Given problem — Keep only the lines of the data below that contain "think", and copy them.

Dataset items:
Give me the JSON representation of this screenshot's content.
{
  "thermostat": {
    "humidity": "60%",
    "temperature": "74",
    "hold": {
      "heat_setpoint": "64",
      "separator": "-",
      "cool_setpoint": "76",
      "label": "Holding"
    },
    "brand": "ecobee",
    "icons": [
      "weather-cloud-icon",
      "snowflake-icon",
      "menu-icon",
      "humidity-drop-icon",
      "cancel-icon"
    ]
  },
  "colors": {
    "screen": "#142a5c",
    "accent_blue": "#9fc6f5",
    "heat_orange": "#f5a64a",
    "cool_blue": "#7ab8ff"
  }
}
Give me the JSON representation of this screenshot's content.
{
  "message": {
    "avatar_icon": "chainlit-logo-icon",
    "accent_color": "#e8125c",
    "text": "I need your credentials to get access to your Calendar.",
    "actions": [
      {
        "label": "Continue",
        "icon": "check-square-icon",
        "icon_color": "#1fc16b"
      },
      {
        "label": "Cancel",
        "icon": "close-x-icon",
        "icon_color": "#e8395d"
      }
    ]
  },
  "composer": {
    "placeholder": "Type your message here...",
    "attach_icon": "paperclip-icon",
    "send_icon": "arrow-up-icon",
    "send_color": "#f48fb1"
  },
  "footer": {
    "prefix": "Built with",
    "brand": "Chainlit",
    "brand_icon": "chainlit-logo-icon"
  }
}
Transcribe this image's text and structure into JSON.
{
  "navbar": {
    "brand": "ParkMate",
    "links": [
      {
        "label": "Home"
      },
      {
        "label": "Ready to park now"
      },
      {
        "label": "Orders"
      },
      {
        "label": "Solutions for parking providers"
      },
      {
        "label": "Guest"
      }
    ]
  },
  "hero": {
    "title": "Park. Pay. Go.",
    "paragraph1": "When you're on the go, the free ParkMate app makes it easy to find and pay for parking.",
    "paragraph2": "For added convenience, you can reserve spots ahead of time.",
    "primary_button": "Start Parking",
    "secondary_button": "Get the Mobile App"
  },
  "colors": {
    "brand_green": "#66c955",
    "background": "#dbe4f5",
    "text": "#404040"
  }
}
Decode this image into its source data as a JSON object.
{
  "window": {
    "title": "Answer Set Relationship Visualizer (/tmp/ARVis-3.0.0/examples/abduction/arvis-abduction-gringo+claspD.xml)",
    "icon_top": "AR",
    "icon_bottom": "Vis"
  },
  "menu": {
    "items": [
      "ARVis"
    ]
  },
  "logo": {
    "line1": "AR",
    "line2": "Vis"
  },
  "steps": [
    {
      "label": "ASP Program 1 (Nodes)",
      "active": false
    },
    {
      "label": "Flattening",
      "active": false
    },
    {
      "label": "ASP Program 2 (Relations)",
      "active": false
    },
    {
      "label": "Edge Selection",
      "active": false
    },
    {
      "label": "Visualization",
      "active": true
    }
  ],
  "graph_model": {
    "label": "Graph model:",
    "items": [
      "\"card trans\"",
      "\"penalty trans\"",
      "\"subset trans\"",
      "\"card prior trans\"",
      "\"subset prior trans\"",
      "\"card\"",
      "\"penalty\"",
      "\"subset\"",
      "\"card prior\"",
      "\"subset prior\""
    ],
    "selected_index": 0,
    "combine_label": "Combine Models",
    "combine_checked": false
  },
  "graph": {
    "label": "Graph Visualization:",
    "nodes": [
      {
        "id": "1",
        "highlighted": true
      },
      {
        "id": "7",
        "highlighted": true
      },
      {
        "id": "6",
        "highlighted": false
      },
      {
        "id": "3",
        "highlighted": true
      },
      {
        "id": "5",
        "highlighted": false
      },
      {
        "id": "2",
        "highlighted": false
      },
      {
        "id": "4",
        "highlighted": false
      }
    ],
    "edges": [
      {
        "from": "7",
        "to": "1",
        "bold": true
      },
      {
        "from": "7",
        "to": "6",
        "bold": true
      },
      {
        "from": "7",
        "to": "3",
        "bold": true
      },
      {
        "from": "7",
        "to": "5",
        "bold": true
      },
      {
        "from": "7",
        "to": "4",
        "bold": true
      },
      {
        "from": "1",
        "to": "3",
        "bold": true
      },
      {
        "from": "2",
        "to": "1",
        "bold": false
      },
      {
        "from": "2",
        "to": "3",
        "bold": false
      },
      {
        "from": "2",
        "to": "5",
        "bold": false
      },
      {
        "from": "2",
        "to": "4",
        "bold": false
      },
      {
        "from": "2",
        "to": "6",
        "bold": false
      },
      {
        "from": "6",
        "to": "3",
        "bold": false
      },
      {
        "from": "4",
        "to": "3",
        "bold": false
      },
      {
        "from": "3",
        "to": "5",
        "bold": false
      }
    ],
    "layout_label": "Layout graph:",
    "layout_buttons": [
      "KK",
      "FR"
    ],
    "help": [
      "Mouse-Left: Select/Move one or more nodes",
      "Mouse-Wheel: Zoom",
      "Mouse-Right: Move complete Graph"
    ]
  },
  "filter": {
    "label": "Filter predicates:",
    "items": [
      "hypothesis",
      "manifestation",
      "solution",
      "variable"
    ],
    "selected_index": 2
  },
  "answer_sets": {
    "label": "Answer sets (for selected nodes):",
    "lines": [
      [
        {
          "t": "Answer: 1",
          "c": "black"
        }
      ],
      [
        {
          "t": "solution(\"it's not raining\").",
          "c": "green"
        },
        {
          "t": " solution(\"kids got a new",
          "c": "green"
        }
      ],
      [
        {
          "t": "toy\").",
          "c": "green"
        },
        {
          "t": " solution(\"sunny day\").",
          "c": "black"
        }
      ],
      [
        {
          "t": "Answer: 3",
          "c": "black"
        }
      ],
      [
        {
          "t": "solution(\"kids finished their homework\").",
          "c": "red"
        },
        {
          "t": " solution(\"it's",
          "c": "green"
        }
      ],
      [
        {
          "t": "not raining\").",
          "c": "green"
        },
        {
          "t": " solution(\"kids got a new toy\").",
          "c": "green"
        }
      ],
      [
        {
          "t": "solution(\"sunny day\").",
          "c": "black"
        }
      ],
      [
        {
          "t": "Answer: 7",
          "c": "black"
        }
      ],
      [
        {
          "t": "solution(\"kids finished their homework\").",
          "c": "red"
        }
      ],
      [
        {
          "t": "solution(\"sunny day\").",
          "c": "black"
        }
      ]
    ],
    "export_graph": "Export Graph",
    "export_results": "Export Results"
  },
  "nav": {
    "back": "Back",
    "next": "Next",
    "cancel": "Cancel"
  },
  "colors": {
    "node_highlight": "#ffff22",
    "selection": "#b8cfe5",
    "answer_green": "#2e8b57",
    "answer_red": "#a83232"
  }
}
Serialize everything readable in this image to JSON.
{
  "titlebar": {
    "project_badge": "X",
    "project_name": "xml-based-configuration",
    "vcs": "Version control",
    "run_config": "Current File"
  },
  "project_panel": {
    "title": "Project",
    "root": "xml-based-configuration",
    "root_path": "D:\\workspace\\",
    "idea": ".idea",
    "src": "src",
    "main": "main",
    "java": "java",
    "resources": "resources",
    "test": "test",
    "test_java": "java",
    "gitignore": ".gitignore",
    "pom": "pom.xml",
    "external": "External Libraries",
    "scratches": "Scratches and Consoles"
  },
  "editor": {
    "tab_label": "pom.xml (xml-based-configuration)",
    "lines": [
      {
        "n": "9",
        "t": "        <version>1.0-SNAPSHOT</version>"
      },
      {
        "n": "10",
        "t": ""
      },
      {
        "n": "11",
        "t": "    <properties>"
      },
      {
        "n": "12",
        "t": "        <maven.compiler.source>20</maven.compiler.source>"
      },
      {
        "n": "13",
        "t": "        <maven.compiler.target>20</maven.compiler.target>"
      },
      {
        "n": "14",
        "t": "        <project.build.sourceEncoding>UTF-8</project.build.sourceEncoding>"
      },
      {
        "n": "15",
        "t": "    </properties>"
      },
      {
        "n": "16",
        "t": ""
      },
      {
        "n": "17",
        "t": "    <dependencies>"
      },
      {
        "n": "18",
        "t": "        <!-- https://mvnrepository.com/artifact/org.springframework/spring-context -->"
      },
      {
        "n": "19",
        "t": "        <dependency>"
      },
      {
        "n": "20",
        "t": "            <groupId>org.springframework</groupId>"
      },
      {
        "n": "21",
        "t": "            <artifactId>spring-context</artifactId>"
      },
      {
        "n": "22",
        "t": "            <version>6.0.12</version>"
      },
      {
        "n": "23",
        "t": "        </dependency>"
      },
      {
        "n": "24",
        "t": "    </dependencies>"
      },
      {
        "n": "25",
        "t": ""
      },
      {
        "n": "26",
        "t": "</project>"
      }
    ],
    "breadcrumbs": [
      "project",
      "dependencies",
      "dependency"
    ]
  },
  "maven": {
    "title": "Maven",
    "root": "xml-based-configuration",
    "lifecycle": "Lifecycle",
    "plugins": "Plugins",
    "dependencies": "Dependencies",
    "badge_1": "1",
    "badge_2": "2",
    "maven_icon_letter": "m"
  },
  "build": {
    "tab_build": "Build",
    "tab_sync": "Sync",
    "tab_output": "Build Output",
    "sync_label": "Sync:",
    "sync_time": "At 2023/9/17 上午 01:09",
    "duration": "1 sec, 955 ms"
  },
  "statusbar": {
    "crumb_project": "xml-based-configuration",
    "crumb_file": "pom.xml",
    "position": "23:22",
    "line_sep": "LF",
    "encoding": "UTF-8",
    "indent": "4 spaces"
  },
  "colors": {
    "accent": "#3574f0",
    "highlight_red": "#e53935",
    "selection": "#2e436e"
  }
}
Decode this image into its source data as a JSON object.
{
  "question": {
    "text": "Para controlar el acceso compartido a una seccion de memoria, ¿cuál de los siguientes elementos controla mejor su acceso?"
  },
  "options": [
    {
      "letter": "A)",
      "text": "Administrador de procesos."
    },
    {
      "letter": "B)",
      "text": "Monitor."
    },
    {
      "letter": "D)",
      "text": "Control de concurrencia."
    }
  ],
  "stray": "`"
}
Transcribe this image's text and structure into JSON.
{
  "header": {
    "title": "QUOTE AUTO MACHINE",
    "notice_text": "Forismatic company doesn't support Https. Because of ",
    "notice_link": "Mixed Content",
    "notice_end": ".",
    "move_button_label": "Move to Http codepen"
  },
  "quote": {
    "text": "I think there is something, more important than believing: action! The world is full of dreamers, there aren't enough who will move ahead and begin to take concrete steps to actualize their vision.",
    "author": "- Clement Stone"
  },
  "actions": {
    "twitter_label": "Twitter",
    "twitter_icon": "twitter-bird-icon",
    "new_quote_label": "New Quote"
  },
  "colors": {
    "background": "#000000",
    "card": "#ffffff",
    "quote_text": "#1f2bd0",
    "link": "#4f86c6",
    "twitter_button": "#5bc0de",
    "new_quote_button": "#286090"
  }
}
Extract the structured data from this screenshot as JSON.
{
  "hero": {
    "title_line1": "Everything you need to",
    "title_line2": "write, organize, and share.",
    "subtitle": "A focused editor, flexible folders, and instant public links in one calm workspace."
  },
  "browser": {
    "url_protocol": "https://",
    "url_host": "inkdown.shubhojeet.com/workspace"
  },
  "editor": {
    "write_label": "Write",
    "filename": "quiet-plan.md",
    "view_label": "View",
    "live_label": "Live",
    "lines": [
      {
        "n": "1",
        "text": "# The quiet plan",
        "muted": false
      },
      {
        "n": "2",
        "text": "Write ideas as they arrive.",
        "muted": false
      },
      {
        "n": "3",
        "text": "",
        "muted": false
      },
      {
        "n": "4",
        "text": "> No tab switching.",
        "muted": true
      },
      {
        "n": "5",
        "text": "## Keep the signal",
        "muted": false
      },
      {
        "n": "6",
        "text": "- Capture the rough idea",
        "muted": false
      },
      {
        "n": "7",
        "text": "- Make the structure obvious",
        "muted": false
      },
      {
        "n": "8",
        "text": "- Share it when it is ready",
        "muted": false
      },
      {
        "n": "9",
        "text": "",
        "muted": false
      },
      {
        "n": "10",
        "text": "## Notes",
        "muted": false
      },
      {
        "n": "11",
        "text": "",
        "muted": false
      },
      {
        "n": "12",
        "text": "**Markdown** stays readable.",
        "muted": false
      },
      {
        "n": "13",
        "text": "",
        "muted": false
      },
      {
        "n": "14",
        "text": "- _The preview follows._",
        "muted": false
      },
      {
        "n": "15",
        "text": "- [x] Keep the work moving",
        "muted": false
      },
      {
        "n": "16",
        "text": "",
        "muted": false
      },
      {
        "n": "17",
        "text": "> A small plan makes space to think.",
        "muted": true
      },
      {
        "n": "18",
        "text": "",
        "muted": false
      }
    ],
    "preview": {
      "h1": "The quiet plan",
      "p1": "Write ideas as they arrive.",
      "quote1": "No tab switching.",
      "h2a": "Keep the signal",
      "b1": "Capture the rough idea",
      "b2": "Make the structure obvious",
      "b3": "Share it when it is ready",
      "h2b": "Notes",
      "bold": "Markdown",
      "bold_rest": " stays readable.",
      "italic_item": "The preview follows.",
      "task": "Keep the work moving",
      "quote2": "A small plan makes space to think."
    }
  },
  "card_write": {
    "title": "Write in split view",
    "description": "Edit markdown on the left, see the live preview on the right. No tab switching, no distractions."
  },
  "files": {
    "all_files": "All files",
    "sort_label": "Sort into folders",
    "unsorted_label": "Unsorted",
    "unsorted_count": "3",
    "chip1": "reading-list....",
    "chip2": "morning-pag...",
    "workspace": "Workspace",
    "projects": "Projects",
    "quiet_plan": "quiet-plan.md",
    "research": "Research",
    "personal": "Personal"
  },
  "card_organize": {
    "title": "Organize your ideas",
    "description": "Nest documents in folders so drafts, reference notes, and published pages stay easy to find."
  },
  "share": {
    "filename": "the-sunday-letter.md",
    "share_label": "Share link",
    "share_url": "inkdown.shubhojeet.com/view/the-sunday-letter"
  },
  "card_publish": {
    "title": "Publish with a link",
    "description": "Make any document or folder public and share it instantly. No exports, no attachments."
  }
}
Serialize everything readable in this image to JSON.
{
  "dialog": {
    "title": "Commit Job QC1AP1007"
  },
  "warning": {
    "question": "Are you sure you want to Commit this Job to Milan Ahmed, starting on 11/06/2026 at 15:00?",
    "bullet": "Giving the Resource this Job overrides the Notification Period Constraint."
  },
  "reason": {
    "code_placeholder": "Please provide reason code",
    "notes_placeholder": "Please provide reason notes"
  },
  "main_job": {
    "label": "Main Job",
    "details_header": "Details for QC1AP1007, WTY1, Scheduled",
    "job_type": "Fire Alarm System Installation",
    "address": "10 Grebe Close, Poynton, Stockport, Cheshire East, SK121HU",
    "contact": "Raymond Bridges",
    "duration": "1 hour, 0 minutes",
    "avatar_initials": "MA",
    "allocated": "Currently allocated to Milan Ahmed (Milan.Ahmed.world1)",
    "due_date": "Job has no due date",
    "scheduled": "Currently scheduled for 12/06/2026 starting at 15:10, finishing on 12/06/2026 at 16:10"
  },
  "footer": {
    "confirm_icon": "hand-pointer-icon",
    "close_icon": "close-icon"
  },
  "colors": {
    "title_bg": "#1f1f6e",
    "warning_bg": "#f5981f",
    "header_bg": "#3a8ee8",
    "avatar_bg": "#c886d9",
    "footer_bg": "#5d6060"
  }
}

Task output —
    "text": "I think there is something, more important than believing: action! The world is full of dreamers, there aren't enough who will move ahead and begin to take concrete steps to actualize their vision.",
        "text": "> A small plan makes space to think.",
      "quote2": "A small plan makes space to think."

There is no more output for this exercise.